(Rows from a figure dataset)
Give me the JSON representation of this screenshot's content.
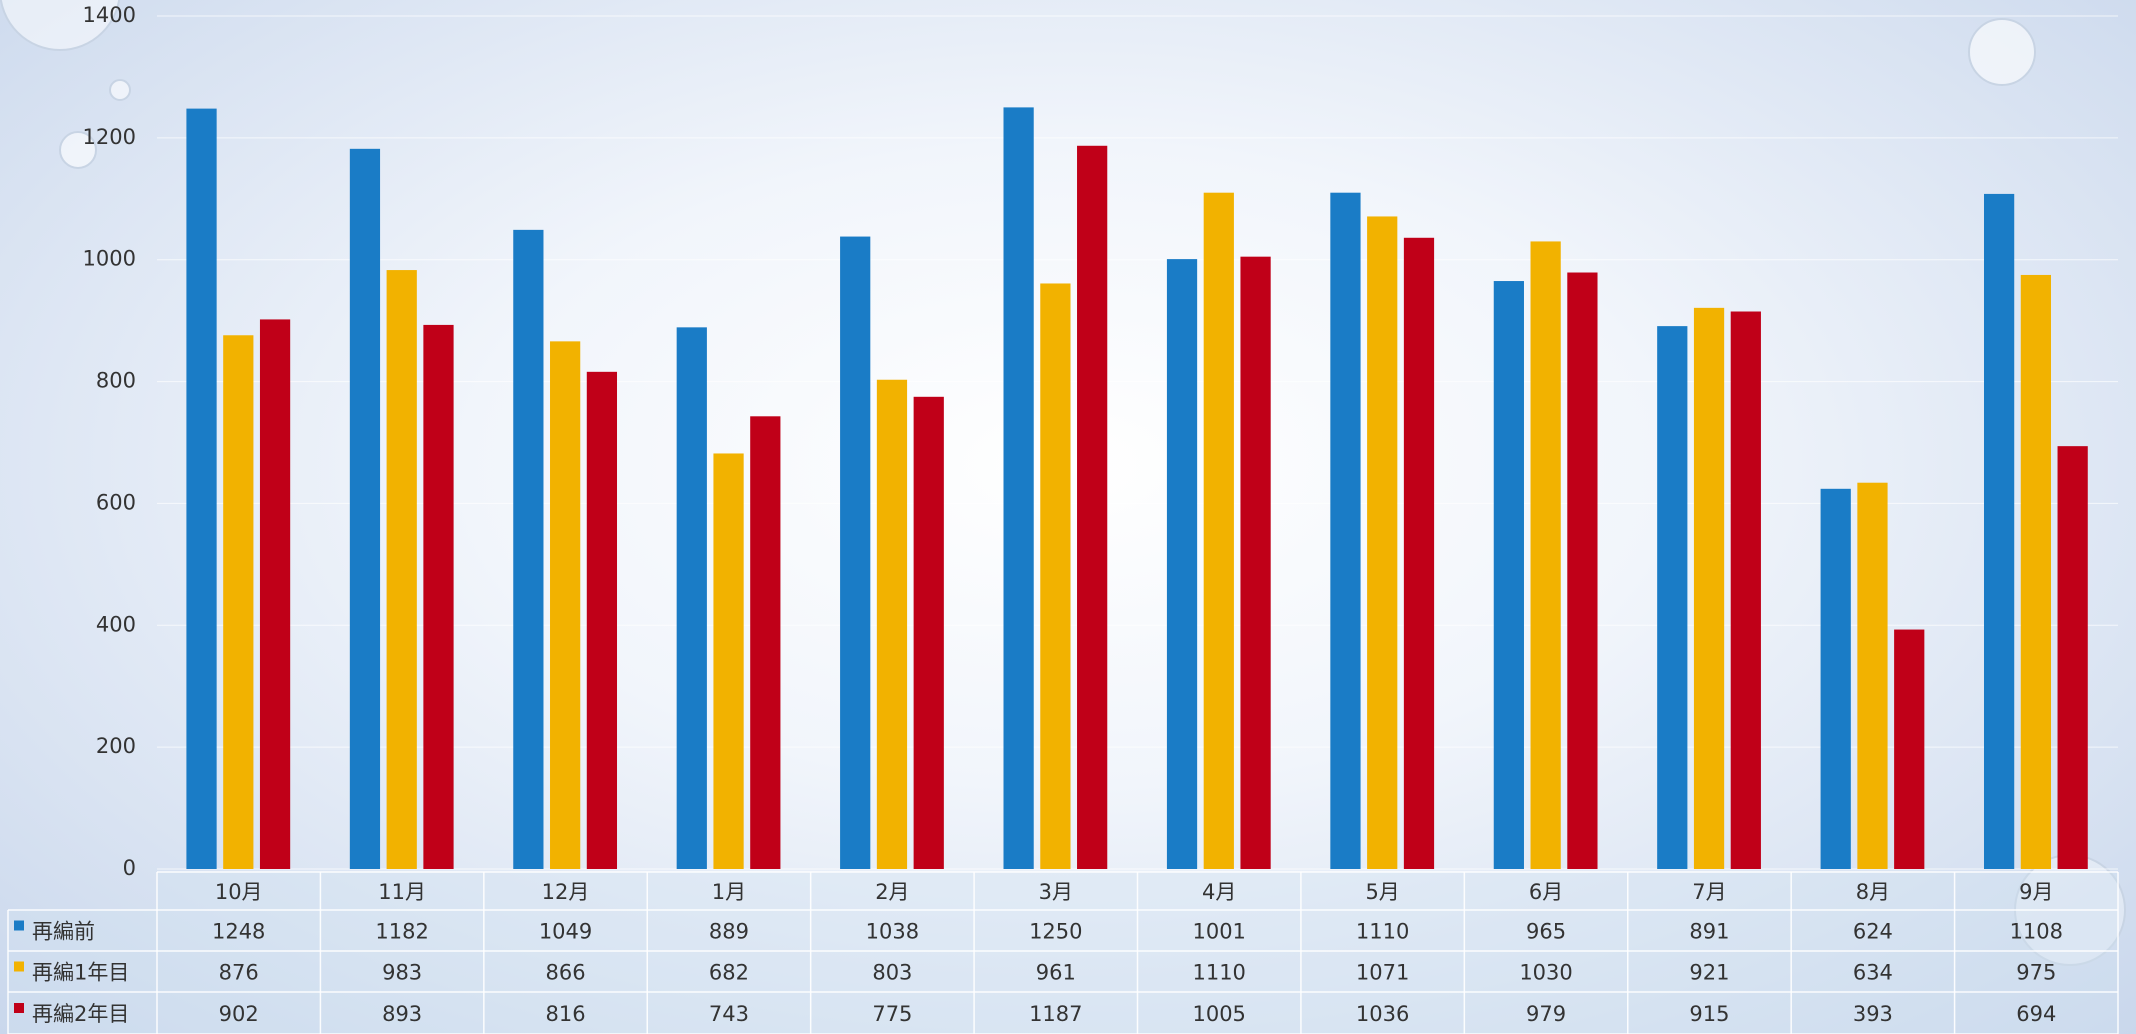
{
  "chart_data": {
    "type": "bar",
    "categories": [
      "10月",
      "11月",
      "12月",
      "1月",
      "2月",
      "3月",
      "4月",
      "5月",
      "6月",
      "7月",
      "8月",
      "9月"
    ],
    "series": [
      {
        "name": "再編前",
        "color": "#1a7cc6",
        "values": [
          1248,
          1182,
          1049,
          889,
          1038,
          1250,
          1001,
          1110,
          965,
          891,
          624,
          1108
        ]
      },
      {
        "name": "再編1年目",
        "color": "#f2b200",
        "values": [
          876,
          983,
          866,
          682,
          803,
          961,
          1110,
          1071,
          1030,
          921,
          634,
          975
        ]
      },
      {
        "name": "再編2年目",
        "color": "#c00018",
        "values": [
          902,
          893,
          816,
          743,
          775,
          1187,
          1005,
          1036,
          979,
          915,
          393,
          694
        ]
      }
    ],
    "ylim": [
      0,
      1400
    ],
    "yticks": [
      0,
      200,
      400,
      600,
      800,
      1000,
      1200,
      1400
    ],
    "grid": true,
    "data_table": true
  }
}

What the task requires: Transcribe the complete set of entries verbatim. No pictures belong in the copy.

Solution for this problem:
Give me the JSON representation of this screenshot's content.
{
  "chart_data": {
    "type": "bar",
    "categories": [
      "10月",
      "11月",
      "12月",
      "1月",
      "2月",
      "3月",
      "4月",
      "5月",
      "6月",
      "7月",
      "8月",
      "9月"
    ],
    "series": [
      {
        "name": "再編前",
        "color": "#1a7cc6",
        "values": [
          1248,
          1182,
          1049,
          889,
          1038,
          1250,
          1001,
          1110,
          965,
          891,
          624,
          1108
        ]
      },
      {
        "name": "再編1年目",
        "color": "#f2b200",
        "values": [
          876,
          983,
          866,
          682,
          803,
          961,
          1110,
          1071,
          1030,
          921,
          634,
          975
        ]
      },
      {
        "name": "再編2年目",
        "color": "#c00018",
        "values": [
          902,
          893,
          816,
          743,
          775,
          1187,
          1005,
          1036,
          979,
          915,
          393,
          694
        ]
      }
    ],
    "ylim": [
      0,
      1400
    ],
    "yticks": [
      0,
      200,
      400,
      600,
      800,
      1000,
      1200,
      1400
    ],
    "grid": true,
    "data_table": true
  }
}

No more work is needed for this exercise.